• _Task requirements_
You are to retype all of the data exactly as it appears.
----
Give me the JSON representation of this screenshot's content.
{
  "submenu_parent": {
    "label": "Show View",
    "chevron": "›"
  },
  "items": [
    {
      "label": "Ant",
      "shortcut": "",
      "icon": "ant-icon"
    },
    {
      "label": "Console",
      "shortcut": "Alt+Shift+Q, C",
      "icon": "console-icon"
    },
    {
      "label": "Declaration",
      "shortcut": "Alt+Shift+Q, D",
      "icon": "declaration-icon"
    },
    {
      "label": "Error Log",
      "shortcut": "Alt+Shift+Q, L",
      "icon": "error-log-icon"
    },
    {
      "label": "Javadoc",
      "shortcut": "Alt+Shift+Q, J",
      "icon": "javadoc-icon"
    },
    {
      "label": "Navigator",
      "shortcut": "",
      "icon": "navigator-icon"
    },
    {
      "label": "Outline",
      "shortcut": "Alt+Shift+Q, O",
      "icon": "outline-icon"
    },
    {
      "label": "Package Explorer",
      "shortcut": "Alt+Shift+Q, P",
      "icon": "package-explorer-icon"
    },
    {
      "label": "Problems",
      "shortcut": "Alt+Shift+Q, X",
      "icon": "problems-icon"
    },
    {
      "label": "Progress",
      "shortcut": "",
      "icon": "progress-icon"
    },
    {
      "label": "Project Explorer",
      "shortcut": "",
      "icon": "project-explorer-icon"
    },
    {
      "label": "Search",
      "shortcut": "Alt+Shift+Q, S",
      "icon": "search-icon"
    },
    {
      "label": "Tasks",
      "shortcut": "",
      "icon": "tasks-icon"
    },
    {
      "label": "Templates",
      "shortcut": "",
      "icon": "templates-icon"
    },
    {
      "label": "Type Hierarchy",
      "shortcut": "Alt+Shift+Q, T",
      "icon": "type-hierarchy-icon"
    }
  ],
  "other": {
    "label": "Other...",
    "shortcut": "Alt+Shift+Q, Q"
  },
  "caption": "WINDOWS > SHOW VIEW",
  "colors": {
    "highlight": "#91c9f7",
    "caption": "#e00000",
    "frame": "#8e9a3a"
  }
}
----
• _In response_
Give me the JSON representation of this screenshot's content.
{
  "submenu_parent": {
    "label": "Show View",
    "chevron": "›"
  },
  "items": [
    {
      "label": "Ant",
      "shortcut": "",
      "icon": "ant-icon"
    },
    {
      "label": "Console",
      "shortcut": "Alt+Shift+Q, C",
      "icon": "console-icon"
    },
    {
      "label": "Declaration",
      "shortcut": "Alt+Shift+Q, D",
      "icon": "declaration-icon"
    },
    {
      "label": "Error Log",
      "shortcut": "Alt+Shift+Q, L",
      "icon": "error-log-icon"
    },
    {
      "label": "Javadoc",
      "shortcut": "Alt+Shift+Q, J",
      "icon": "javadoc-icon"
    },
    {
      "label": "Navigator",
      "shortcut": "",
      "icon": "navigator-icon"
    },
    {
      "label": "Outline",
      "shortcut": "Alt+Shift+Q, O",
      "icon": "outline-icon"
    },
    {
      "label": "Package Explorer",
      "shortcut": "Alt+Shift+Q, P",
      "icon": "package-explorer-icon"
    },
    {
      "label": "Problems",
      "shortcut": "Alt+Shift+Q, X",
      "icon": "problems-icon"
    },
    {
      "label": "Progress",
      "shortcut": "",
      "icon": "progress-icon"
    },
    {
      "label": "Project Explorer",
      "shortcut": "",
      "icon": "project-explorer-icon"
    },
    {
      "label": "Search",
      "shortcut": "Alt+Shift+Q, S",
      "icon": "search-icon"
    },
    {
      "label": "Tasks",
      "shortcut": "",
      "icon": "tasks-icon"
    },
    {
      "label": "Templates",
      "shortcut": "",
      "icon": "templates-icon"
    },
    {
      "label": "Type Hierarchy",
      "shortcut": "Alt+Shift+Q, T",
      "icon": "type-hierarchy-icon"
    }
  ],
  "other": {
    "label": "Other...",
    "shortcut": "Alt+Shift+Q, Q"
  },
  "caption": "WINDOWS > SHOW VIEW",
  "colors": {
    "highlight": "#91c9f7",
    "caption": "#e00000",
    "frame": "#8e9a3a"
  }
}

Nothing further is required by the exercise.